▶ _What is being asked_: Give only the number of lines that contain the word "Programar".

▶ _Input records_:
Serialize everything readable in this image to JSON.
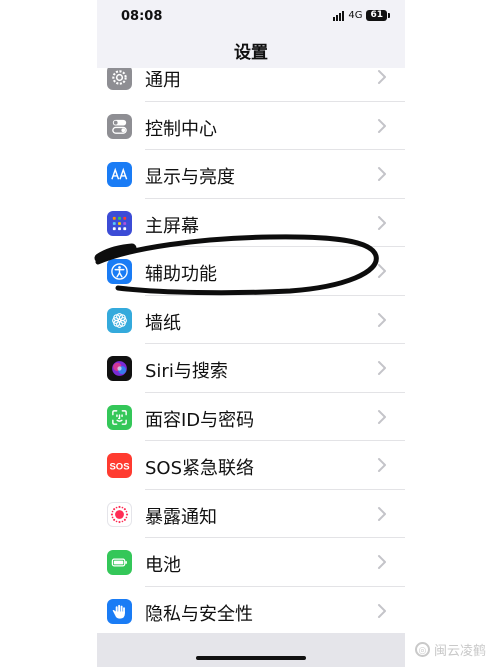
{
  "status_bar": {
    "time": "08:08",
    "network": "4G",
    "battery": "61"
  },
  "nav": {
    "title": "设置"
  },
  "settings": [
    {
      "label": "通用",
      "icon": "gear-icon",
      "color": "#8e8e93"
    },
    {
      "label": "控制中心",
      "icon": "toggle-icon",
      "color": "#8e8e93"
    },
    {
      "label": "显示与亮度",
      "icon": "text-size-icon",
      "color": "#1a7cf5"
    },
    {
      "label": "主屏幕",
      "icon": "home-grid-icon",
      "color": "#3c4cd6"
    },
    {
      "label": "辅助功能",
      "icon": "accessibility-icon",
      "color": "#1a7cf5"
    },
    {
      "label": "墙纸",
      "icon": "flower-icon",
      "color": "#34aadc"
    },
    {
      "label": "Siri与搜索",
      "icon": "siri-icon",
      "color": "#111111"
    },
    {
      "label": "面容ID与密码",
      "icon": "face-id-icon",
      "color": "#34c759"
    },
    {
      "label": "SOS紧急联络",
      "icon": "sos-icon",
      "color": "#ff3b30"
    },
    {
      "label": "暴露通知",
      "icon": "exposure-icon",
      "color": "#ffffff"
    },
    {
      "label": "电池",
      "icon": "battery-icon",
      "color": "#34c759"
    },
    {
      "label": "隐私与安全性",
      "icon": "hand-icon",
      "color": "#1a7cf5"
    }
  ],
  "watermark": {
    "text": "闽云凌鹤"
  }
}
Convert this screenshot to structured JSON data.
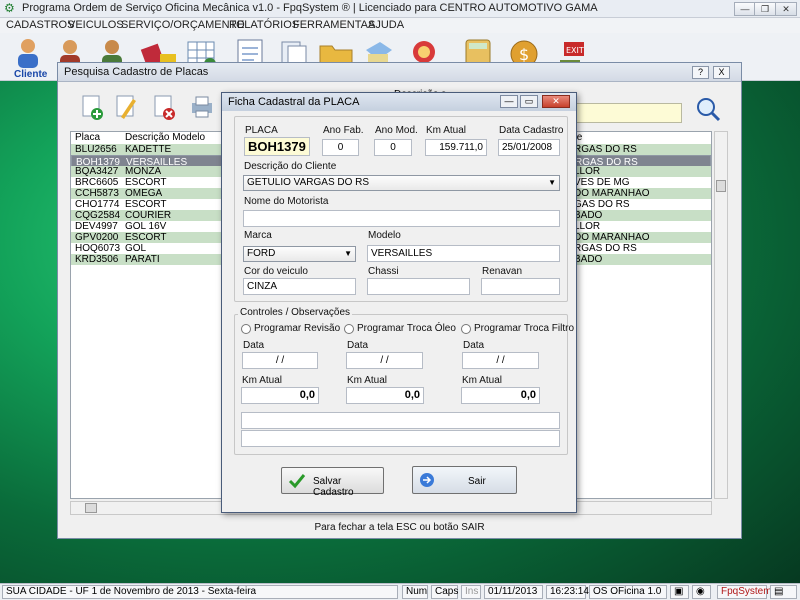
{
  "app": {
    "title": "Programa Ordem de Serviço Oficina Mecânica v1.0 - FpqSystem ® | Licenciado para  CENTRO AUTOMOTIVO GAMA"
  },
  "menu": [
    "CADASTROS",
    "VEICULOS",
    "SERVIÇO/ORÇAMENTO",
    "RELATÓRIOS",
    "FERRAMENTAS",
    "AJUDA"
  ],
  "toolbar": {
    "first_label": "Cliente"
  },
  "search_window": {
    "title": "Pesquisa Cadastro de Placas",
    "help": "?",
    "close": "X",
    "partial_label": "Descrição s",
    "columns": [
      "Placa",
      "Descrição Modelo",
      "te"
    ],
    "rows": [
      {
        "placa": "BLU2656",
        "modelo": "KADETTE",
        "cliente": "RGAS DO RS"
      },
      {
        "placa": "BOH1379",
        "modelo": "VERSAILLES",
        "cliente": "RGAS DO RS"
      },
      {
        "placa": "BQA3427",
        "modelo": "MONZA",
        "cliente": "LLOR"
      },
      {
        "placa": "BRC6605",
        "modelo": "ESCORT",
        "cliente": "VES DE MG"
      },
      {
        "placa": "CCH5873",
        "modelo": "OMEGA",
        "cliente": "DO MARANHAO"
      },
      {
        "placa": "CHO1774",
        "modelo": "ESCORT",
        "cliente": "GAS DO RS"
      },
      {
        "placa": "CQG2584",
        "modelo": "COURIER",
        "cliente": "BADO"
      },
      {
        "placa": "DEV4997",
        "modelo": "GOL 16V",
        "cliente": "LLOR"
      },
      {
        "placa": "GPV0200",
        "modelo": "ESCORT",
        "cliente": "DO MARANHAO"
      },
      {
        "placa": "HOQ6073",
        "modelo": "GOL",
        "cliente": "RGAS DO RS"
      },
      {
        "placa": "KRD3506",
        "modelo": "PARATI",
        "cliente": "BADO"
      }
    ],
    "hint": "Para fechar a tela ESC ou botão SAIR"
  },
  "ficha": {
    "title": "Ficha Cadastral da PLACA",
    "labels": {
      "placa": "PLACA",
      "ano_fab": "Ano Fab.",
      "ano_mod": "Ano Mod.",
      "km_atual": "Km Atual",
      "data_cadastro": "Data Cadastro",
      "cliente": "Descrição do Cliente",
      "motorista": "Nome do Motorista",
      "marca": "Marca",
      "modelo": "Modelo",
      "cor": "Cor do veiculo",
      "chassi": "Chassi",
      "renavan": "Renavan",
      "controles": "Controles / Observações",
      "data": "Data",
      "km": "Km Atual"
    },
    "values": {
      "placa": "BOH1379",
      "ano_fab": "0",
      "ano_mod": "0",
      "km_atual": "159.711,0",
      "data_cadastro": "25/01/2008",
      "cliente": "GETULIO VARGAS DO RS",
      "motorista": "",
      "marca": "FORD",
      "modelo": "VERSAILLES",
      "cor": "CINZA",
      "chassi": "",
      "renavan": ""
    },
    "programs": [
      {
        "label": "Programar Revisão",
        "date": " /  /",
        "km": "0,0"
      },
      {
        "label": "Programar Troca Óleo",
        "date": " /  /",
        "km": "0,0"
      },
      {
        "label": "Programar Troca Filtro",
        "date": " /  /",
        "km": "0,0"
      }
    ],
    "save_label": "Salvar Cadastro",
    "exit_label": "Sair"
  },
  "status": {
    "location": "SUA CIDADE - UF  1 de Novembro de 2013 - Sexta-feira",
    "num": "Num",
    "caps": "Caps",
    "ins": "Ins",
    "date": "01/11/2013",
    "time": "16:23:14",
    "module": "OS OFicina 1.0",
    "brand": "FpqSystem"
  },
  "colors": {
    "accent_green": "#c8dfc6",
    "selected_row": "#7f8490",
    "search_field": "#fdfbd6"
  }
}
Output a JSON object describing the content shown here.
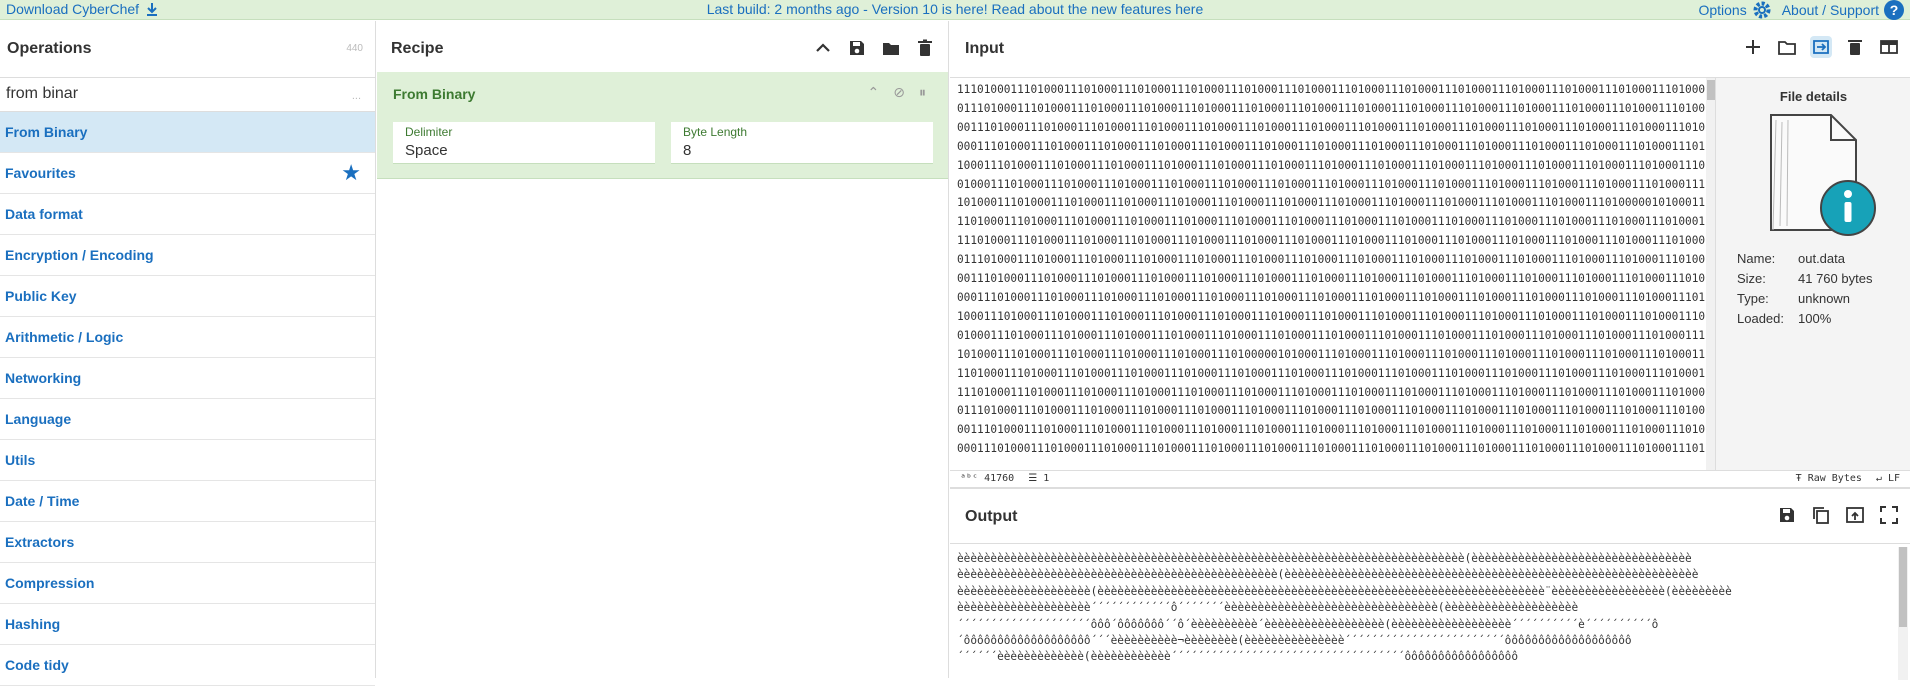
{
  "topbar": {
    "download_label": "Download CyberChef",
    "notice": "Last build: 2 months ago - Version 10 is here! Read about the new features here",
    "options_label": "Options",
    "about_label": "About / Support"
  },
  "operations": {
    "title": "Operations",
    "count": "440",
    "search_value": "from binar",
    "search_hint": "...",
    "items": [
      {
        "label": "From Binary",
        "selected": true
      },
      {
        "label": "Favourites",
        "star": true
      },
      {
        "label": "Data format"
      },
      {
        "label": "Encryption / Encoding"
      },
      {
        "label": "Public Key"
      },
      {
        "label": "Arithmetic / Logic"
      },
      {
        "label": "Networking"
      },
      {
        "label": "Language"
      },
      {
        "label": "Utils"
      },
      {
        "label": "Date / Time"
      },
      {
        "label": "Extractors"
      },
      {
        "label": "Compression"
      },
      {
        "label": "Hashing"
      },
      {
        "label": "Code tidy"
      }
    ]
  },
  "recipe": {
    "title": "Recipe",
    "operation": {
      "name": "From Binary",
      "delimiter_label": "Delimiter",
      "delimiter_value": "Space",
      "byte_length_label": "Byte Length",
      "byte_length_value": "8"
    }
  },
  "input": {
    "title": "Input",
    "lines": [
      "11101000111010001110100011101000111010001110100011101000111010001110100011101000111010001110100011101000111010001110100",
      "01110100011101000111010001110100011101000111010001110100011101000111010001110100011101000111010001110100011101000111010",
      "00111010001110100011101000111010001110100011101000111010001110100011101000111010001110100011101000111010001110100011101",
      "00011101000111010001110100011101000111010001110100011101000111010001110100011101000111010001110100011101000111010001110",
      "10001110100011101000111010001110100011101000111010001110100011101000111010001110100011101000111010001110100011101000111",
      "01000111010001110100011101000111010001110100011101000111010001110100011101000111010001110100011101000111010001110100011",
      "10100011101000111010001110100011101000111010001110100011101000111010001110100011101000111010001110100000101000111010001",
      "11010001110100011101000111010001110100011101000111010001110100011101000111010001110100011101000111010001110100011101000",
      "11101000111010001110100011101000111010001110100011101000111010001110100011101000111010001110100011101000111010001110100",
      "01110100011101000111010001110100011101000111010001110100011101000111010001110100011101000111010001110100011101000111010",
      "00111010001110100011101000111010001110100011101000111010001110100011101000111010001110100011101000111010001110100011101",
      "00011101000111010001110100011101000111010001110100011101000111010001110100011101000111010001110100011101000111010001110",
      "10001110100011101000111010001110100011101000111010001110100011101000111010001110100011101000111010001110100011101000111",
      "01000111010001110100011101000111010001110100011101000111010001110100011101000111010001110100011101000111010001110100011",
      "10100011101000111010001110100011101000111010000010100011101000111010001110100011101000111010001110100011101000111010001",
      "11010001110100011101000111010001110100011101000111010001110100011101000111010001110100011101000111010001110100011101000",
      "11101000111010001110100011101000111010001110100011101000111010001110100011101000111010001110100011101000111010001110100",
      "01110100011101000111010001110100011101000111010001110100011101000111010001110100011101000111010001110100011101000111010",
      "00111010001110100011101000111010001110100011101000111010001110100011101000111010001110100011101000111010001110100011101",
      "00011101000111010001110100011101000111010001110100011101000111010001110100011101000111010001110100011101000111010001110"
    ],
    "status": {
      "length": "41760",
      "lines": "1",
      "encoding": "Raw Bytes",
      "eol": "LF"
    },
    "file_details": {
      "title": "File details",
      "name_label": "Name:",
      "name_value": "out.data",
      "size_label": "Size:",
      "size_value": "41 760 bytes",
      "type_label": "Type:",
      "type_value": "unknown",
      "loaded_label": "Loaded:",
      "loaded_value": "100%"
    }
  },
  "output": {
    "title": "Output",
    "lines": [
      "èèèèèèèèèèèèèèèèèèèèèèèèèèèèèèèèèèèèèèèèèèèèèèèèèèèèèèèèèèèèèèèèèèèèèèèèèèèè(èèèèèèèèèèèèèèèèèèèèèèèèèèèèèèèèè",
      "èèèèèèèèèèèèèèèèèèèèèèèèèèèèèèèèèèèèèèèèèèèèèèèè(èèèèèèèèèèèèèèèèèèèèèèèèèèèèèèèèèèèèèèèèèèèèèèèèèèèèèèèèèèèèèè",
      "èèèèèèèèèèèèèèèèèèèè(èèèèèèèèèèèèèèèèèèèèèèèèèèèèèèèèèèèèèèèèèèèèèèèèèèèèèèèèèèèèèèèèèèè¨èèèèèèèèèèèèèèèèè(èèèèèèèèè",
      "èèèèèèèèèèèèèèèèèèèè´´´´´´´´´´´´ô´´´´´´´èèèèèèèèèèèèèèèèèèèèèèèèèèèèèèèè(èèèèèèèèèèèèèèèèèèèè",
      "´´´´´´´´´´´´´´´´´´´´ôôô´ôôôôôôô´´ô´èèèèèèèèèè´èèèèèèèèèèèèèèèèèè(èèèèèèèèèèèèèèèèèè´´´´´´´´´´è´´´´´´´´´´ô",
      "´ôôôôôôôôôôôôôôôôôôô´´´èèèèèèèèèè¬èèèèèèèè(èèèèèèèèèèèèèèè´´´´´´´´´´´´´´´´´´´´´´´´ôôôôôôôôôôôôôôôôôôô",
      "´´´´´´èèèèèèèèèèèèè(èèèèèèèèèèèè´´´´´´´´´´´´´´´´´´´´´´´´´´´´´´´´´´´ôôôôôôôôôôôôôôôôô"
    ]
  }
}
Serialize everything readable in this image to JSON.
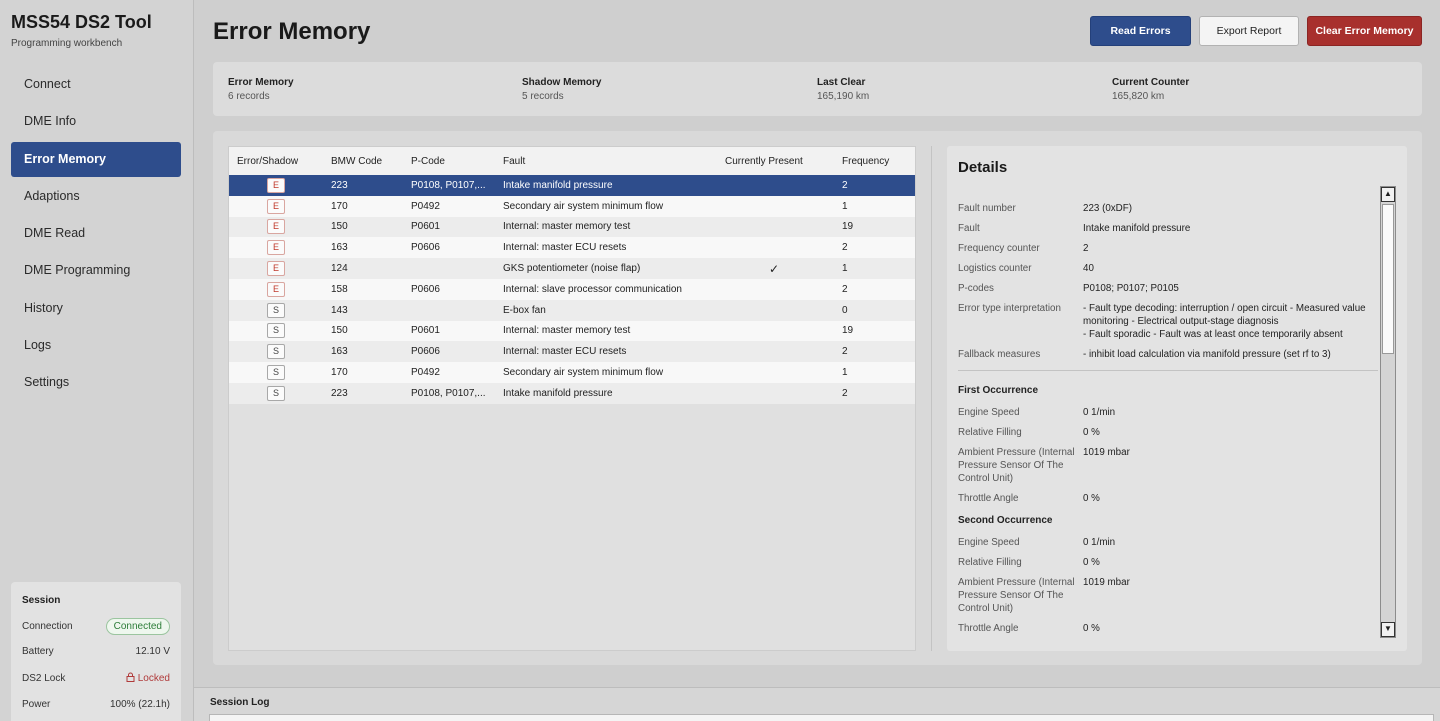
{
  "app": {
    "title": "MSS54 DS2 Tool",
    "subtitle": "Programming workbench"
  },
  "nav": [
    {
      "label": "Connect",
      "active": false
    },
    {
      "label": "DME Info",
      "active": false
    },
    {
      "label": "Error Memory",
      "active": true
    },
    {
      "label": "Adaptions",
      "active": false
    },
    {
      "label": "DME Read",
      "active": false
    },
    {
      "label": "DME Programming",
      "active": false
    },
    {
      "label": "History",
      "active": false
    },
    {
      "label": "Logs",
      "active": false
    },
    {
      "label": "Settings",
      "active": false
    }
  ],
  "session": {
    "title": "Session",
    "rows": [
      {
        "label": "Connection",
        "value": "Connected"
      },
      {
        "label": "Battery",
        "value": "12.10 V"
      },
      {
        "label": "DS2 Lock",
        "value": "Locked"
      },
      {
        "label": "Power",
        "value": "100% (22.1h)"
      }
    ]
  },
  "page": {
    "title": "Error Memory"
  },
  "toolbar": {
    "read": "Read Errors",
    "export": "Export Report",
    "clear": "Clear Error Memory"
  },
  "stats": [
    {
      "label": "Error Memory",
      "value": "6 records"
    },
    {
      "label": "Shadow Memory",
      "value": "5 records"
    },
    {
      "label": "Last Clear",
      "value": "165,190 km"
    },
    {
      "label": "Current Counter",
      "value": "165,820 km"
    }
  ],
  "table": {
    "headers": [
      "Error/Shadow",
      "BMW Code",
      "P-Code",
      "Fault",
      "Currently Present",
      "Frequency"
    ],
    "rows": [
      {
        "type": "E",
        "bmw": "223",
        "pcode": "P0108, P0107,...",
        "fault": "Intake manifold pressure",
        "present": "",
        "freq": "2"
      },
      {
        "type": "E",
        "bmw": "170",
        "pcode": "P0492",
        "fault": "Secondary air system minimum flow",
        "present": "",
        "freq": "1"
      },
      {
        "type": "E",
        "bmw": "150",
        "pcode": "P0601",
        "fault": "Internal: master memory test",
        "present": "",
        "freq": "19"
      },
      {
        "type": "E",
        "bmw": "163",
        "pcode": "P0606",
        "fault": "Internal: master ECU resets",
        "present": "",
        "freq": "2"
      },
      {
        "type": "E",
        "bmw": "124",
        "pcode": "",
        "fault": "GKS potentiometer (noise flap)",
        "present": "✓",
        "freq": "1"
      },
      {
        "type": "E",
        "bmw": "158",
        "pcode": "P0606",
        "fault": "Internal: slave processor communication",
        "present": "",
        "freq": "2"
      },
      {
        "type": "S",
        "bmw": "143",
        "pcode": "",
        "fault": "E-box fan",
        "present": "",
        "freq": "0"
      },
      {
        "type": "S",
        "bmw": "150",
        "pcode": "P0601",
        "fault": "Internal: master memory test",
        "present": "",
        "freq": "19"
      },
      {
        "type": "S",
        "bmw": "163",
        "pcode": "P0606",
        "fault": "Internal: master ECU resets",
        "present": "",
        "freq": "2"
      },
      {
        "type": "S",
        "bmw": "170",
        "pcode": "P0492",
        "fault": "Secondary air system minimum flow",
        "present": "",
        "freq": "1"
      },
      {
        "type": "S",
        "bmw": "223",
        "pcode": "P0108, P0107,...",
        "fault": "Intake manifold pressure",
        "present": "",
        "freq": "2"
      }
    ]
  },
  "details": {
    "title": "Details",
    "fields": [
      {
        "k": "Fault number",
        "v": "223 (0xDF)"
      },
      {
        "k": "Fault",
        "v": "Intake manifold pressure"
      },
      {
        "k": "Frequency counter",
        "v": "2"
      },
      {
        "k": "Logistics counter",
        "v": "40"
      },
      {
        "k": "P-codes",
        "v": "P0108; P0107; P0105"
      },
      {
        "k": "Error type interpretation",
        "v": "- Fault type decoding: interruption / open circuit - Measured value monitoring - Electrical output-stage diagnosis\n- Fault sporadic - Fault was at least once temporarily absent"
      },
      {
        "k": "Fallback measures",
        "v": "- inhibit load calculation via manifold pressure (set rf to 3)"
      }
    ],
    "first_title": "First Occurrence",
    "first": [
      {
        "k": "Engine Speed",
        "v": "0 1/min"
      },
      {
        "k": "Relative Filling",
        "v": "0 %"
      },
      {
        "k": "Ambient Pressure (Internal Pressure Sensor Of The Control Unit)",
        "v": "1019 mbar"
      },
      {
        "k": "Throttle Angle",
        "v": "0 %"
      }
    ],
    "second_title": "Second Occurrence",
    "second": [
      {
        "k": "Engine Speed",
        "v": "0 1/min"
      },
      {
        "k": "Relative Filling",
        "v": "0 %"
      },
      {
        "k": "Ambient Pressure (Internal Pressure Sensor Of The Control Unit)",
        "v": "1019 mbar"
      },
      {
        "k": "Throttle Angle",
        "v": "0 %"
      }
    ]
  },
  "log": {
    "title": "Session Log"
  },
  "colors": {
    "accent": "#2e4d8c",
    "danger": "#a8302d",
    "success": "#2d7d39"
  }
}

▶ _Output of the task_: 3